- EXCERPTED PASSAGE -
40th Anniversary of the Language and Computation Group


Recently I was given the chance to attend the 40th anniversary of the Language and Computation (LAC) group at The University of Essex. As an Essex alumni I was invited to present my work with CASS on Financial Narrative Processing (FNP) part of the ESRC funded project . Slides are available online here.

The event celebrates 40 years of the Language and Computation (LAC) group: an interdisciplinary group created to foster interaction between researchers working on Computational Linguistics within the University of Essex.

There were 16 talks by Essex University alumnus and connections including Yorick Wilks, Patrick Hanks, Stephen Pulman and Anne de Roeck. http://lac.essex.ac.uk/2016-computationallinguistics40

The two day workshop started with Doug Arnold from the Department of Language and Linguistics at Essex. He started by presenting the history and the beginning of the LAC group which started with the arrival of Yorick Wilks in the late 70s and others from Language and Linguistics, this includes Stephen Pulman, Mike Bray, Ray Turner and Anne de Roeck. According to Doug the introduction of the cognitive studies center and the Eurotra project in the 80s led to the introduction of the Computational Linguistics MA paving the way towards the emergence of Language and Computation. Something I always wondered about.

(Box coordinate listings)
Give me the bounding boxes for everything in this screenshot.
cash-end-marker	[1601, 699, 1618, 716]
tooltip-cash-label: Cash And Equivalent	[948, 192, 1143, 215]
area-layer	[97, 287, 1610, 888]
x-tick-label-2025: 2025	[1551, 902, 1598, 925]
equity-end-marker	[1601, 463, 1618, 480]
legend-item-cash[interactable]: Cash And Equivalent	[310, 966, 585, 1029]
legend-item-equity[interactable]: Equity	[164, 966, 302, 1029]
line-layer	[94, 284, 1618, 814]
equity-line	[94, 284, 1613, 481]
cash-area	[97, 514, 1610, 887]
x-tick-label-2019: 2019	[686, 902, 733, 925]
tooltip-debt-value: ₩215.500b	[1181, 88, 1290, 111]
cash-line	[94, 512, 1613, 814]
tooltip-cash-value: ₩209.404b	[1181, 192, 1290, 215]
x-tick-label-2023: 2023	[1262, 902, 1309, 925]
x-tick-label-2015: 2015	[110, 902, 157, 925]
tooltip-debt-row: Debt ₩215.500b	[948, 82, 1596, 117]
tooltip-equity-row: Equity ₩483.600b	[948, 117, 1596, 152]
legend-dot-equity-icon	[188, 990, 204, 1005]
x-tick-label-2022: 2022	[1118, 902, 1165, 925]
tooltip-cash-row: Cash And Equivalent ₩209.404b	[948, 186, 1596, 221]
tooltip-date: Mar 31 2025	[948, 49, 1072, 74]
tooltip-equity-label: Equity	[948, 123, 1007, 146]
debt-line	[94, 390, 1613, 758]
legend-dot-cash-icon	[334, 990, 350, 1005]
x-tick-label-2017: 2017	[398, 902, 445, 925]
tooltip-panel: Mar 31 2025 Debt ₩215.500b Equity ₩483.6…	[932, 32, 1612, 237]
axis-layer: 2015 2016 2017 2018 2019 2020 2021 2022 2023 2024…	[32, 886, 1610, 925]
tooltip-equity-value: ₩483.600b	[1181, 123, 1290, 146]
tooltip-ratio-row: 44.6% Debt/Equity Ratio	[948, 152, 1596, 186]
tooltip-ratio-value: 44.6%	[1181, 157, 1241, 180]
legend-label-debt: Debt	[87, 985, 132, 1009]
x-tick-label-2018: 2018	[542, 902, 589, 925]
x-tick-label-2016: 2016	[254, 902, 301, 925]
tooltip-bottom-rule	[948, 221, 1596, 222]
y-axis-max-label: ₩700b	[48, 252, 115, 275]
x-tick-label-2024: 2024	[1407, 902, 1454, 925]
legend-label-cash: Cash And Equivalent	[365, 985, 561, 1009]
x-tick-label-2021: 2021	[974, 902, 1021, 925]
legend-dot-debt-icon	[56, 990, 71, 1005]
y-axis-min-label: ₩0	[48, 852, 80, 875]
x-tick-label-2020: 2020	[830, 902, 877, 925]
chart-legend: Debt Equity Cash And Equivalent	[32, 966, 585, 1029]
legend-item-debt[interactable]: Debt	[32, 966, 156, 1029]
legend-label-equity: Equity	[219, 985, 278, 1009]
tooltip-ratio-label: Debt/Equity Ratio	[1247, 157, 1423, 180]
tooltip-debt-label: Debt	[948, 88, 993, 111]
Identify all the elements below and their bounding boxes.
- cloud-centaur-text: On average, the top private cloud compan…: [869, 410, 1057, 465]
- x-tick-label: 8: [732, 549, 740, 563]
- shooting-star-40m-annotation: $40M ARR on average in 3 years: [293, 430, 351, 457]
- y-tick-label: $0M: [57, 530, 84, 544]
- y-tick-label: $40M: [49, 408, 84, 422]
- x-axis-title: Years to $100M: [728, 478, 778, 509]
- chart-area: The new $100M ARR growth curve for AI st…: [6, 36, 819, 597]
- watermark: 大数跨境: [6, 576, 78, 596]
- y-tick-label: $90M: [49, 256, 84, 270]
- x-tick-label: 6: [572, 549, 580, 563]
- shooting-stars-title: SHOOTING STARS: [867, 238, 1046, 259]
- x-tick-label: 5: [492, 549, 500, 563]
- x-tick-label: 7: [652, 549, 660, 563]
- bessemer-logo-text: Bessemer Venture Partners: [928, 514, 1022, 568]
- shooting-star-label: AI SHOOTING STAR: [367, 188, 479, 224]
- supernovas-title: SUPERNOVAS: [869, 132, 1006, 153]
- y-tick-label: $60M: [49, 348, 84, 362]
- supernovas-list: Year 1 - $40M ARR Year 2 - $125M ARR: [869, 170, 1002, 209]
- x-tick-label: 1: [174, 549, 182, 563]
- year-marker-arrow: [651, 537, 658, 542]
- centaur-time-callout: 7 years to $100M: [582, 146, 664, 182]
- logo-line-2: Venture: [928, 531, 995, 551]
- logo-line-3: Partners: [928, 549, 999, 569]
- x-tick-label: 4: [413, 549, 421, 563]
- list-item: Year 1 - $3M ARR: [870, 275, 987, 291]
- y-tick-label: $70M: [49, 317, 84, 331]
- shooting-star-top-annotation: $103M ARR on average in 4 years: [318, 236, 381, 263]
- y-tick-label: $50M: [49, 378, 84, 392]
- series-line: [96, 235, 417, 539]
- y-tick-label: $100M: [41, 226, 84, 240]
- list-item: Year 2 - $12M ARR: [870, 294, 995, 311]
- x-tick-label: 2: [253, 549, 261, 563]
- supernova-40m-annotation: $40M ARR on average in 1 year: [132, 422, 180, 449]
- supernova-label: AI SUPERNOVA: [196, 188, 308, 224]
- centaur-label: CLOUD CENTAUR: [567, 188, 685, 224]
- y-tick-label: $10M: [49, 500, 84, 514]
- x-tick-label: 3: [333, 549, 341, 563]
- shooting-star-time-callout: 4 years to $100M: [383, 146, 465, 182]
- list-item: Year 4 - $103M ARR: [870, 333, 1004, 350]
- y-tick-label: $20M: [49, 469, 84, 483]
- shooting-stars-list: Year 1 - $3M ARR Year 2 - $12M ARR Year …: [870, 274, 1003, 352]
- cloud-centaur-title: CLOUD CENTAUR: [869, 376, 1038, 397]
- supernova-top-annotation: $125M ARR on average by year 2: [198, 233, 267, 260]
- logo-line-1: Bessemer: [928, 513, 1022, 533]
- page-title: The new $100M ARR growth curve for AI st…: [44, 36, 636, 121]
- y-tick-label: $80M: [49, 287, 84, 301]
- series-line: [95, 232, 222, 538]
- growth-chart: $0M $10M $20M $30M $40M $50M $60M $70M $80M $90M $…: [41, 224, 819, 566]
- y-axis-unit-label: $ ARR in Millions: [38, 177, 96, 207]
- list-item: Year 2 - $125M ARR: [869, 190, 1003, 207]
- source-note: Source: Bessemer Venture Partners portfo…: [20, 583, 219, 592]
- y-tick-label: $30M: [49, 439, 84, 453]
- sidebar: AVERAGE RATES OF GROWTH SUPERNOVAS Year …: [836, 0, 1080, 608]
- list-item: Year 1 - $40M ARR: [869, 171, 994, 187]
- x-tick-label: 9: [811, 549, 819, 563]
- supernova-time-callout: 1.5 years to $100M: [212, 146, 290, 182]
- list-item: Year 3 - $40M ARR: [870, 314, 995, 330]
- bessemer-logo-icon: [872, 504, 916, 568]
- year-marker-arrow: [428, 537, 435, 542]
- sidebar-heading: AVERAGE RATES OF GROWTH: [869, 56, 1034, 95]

- EXERCISE SET -
(a) Answer these questions using the LAC anniversary post:
(i) At which university is the Language and Computation group based?
(ii) How many talks were given at the event?
(iii) Who opened the two-day workshop?
(b) Continue the LAC anniversary post from its last sentence.
These entries were drawn from a source unrelated to the LAC anniversary post.

- ANSWERS TO THE EXERCISES -
(a)
(i) The University of Essex.
(ii) 16.
(iii) Doug Arnold from the Department of Language and Linguistics at Essex.

(b)
The workshop referred to the beginning of some of the most influential conferences and associations in computational linguistics such as CoLing, EACL and ESSLLI. It also showed the influence of the world events around that period and the struggle researchers and academics had to go through, especially during the cold war and the many university crises around the UK during the 80s and the 90s. Having finished my PhD in 2012 it never crossed my mind how difficult it would have been for researchers and academics to progress under such intriguing situations during that time.

Doug went on to point out how the introduction of the World Wide Web in the mid 90s and the development of technology and computers helped to rapidly advance and reshape the field. This helped in closing the gap between Computation and Linguistics and the problem of field identity between Computational Linguists coming from a Computing or Linguistics background. We now live surrounded by rapid technologies and solid networks infrastructure which makes communications and data processing a problem no more. I was astonished when Stephen Pulman mentioned how they used to wait a few days for the only machine in the department to compile a few lines-of-code of LISP.

The presence of Big Data processing in 2010 and the rapid need for resourcing, crowd-sourcing and interpreting big data added more challenges but interesting opportunities to computational linguists. Something I very much agree with considering the vast amount of data available online these days.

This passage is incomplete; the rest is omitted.